REQUIRED WORK -
Find and copy each line of the records where the string "Level" shows up.

Records from a data source:
◇ ◇ ◇ ◇ ◇

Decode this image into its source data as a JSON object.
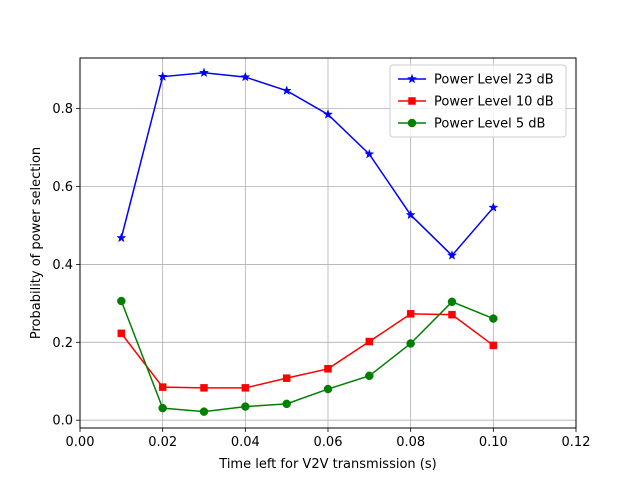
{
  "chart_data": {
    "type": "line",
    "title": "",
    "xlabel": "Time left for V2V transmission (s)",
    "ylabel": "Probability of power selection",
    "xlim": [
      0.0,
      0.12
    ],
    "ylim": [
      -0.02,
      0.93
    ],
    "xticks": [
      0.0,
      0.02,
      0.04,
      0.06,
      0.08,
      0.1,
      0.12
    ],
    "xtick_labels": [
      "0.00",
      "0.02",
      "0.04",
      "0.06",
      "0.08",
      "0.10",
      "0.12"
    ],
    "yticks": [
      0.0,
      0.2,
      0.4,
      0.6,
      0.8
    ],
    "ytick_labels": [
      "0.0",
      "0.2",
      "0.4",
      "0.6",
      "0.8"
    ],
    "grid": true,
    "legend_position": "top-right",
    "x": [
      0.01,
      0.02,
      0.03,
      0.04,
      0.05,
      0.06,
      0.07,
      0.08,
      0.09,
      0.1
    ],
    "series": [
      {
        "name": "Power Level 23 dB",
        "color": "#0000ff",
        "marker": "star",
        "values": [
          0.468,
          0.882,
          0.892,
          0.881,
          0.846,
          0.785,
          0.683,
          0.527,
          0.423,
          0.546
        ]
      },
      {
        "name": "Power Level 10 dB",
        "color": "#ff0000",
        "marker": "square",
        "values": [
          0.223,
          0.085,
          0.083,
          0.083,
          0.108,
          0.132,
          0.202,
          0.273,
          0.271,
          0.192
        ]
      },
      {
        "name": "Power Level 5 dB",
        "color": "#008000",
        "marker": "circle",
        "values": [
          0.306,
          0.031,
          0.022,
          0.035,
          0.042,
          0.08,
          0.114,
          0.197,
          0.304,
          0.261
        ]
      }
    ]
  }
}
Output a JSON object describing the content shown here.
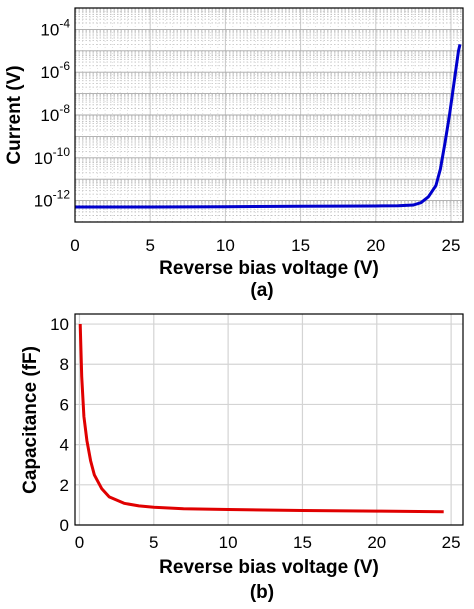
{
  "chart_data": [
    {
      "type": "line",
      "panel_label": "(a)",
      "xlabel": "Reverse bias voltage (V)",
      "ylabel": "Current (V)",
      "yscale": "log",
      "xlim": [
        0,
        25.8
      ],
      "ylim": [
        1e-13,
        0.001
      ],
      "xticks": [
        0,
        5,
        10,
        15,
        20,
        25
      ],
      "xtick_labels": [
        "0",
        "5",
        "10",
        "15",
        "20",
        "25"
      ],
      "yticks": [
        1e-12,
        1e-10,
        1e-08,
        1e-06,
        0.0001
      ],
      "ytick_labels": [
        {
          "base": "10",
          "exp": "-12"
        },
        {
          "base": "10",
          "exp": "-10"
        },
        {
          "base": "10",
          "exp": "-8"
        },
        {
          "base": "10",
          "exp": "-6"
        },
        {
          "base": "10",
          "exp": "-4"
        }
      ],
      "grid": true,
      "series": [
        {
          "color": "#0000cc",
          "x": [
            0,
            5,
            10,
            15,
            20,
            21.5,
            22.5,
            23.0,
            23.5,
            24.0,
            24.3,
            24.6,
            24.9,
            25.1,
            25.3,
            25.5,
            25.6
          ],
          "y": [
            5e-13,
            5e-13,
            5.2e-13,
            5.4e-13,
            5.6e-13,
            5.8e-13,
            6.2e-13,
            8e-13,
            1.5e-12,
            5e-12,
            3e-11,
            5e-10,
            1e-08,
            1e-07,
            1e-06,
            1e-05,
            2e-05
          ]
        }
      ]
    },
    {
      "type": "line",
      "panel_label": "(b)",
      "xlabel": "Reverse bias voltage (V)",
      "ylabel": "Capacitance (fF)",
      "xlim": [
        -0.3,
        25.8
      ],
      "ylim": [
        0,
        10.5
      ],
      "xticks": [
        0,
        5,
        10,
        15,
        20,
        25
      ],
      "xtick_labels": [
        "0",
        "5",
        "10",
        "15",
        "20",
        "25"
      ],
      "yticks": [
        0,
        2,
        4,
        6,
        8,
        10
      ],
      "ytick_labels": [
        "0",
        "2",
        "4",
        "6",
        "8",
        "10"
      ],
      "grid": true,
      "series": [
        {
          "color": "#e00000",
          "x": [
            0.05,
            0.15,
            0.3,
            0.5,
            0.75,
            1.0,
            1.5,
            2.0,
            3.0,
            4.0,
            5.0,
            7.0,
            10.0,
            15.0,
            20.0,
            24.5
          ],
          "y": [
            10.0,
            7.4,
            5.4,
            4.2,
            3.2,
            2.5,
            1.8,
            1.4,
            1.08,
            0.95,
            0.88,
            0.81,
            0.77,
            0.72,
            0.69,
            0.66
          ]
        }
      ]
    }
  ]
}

◇ ◇ ◇ ◇ ◇

REPLY TO THE EXERCISE -
        "name": "Power Level 23 dB",
        "name": "Power Level 10 dB",
        "name": "Power Level 5 dB",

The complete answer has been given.